- [Problem]:
Write out all of the records precisely. Skip anything that is a picture.
»»
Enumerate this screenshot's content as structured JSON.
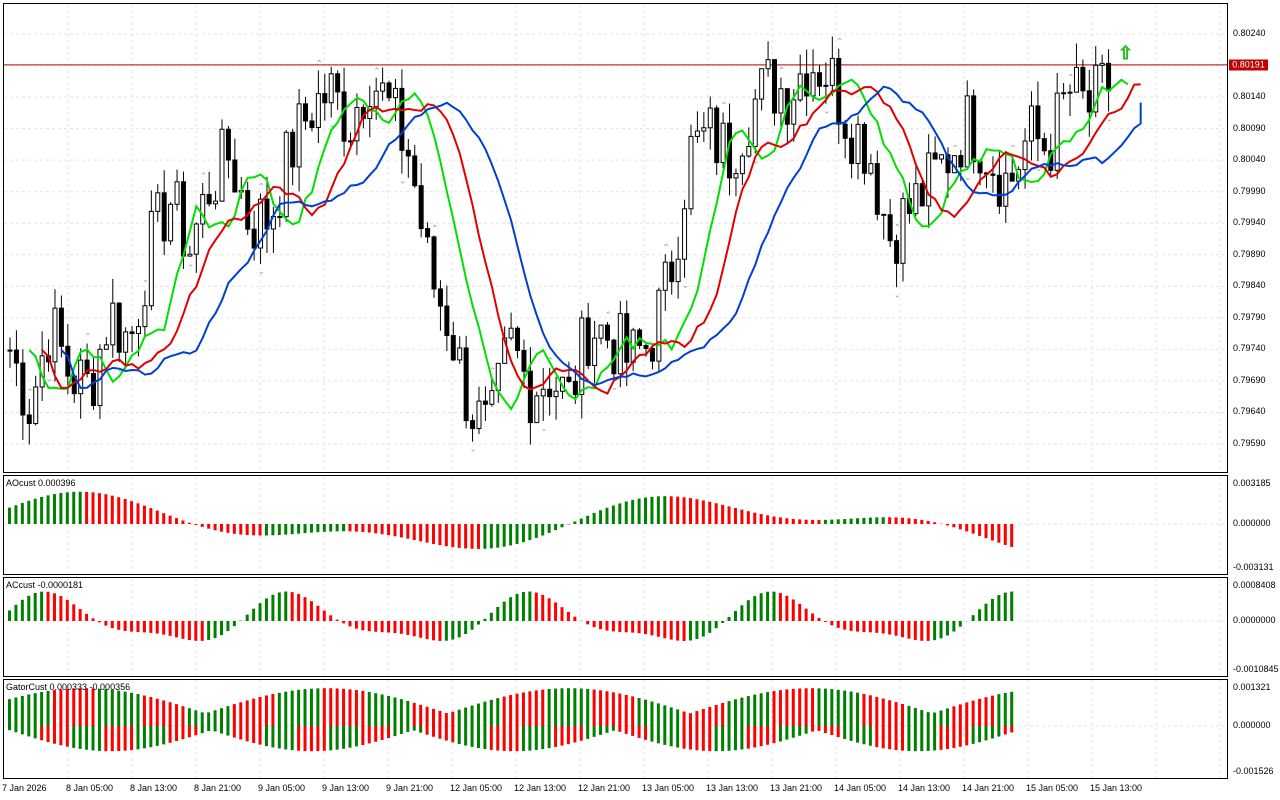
{
  "main": {
    "price_levels": [
      "0.80240",
      "0.80190",
      "0.80140",
      "0.80090",
      "0.80040",
      "0.79990",
      "0.79940",
      "0.79890",
      "0.79840",
      "0.79790",
      "0.79740",
      "0.79690",
      "0.79640",
      "0.79590"
    ],
    "current_price": "0.80191",
    "colors": {
      "bull": "#ffffff",
      "bear": "#000000",
      "wick": "#000000",
      "green_line": "#00e000",
      "red_line": "#e00000",
      "blue_line": "#0040d0",
      "price_line": "#c00000",
      "fractal": "#a0a0a0",
      "arrow": "#20c020"
    }
  },
  "ao": {
    "label": "AOcust 0.000396",
    "levels": [
      "0.003185",
      "0.000000",
      "-0.003131"
    ],
    "colors": {
      "up": "#008000",
      "down": "#ff0000"
    }
  },
  "ac": {
    "label": "ACcust -0.0000181",
    "levels": [
      "0.0008408",
      "0.0000000",
      "-0.0010845"
    ]
  },
  "gator": {
    "label": "GatorCust 0.000333 -0.000356",
    "levels": [
      "0.001321",
      "0.000000",
      "-0.001526"
    ]
  },
  "time_labels": [
    "7 Jan 2026",
    "8 Jan 05:00",
    "8 Jan 13:00",
    "8 Jan 21:00",
    "9 Jan 05:00",
    "9 Jan 13:00",
    "9 Jan 21:00",
    "12 Jan 05:00",
    "12 Jan 13:00",
    "12 Jan 21:00",
    "13 Jan 05:00",
    "13 Jan 13:00",
    "13 Jan 21:00",
    "14 Jan 05:00",
    "14 Jan 13:00",
    "14 Jan 21:00",
    "15 Jan 05:00",
    "15 Jan 13:00"
  ],
  "chart_data": [
    {
      "type": "candlestick",
      "title": "",
      "y_range": [
        0.7955,
        0.8028
      ],
      "close_anchors": [
        0.7974,
        0.7965,
        0.7978,
        0.797,
        0.7968,
        0.798,
        0.7975,
        0.799,
        0.7998,
        0.799,
        0.8,
        0.8005,
        0.7994,
        0.7995,
        0.8005,
        0.8012,
        0.8015,
        0.801,
        0.8018,
        0.8012,
        0.8005,
        0.7986,
        0.7978,
        0.7965,
        0.796,
        0.7975,
        0.7968,
        0.797,
        0.7966,
        0.7978,
        0.7976,
        0.7972,
        0.7975,
        0.7985,
        0.8005,
        0.8008,
        0.8005,
        0.8012,
        0.8016,
        0.8015,
        0.802,
        0.8018,
        0.801,
        0.8006,
        0.7992,
        0.7996,
        0.8,
        0.8005,
        0.801,
        0.8005,
        0.8,
        0.8008,
        0.8006,
        0.8015,
        0.8012,
        0.8016
      ]
    }
  ]
}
««
- [Output]:
Enumerate this screenshot's content as structured JSON.
{
  "main": {
    "price_levels": [
      "0.80240",
      "0.80190",
      "0.80140",
      "0.80090",
      "0.80040",
      "0.79990",
      "0.79940",
      "0.79890",
      "0.79840",
      "0.79790",
      "0.79740",
      "0.79690",
      "0.79640",
      "0.79590"
    ],
    "current_price": "0.80191",
    "colors": {
      "bull": "#ffffff",
      "bear": "#000000",
      "wick": "#000000",
      "green_line": "#00e000",
      "red_line": "#e00000",
      "blue_line": "#0040d0",
      "price_line": "#c00000",
      "fractal": "#a0a0a0",
      "arrow": "#20c020"
    }
  },
  "ao": {
    "label": "AOcust 0.000396",
    "levels": [
      "0.003185",
      "0.000000",
      "-0.003131"
    ],
    "colors": {
      "up": "#008000",
      "down": "#ff0000"
    }
  },
  "ac": {
    "label": "ACcust -0.0000181",
    "levels": [
      "0.0008408",
      "0.0000000",
      "-0.0010845"
    ]
  },
  "gator": {
    "label": "GatorCust 0.000333 -0.000356",
    "levels": [
      "0.001321",
      "0.000000",
      "-0.001526"
    ]
  },
  "time_labels": [
    "7 Jan 2026",
    "8 Jan 05:00",
    "8 Jan 13:00",
    "8 Jan 21:00",
    "9 Jan 05:00",
    "9 Jan 13:00",
    "9 Jan 21:00",
    "12 Jan 05:00",
    "12 Jan 13:00",
    "12 Jan 21:00",
    "13 Jan 05:00",
    "13 Jan 13:00",
    "13 Jan 21:00",
    "14 Jan 05:00",
    "14 Jan 13:00",
    "14 Jan 21:00",
    "15 Jan 05:00",
    "15 Jan 13:00"
  ],
  "chart_data": [
    {
      "type": "candlestick",
      "title": "",
      "y_range": [
        0.7955,
        0.8028
      ],
      "close_anchors": [
        0.7974,
        0.7965,
        0.7978,
        0.797,
        0.7968,
        0.798,
        0.7975,
        0.799,
        0.7998,
        0.799,
        0.8,
        0.8005,
        0.7994,
        0.7995,
        0.8005,
        0.8012,
        0.8015,
        0.801,
        0.8018,
        0.8012,
        0.8005,
        0.7986,
        0.7978,
        0.7965,
        0.796,
        0.7975,
        0.7968,
        0.797,
        0.7966,
        0.7978,
        0.7976,
        0.7972,
        0.7975,
        0.7985,
        0.8005,
        0.8008,
        0.8005,
        0.8012,
        0.8016,
        0.8015,
        0.802,
        0.8018,
        0.801,
        0.8006,
        0.7992,
        0.7996,
        0.8,
        0.8005,
        0.801,
        0.8005,
        0.8,
        0.8008,
        0.8006,
        0.8015,
        0.8012,
        0.8016
      ]
    }
  ]
}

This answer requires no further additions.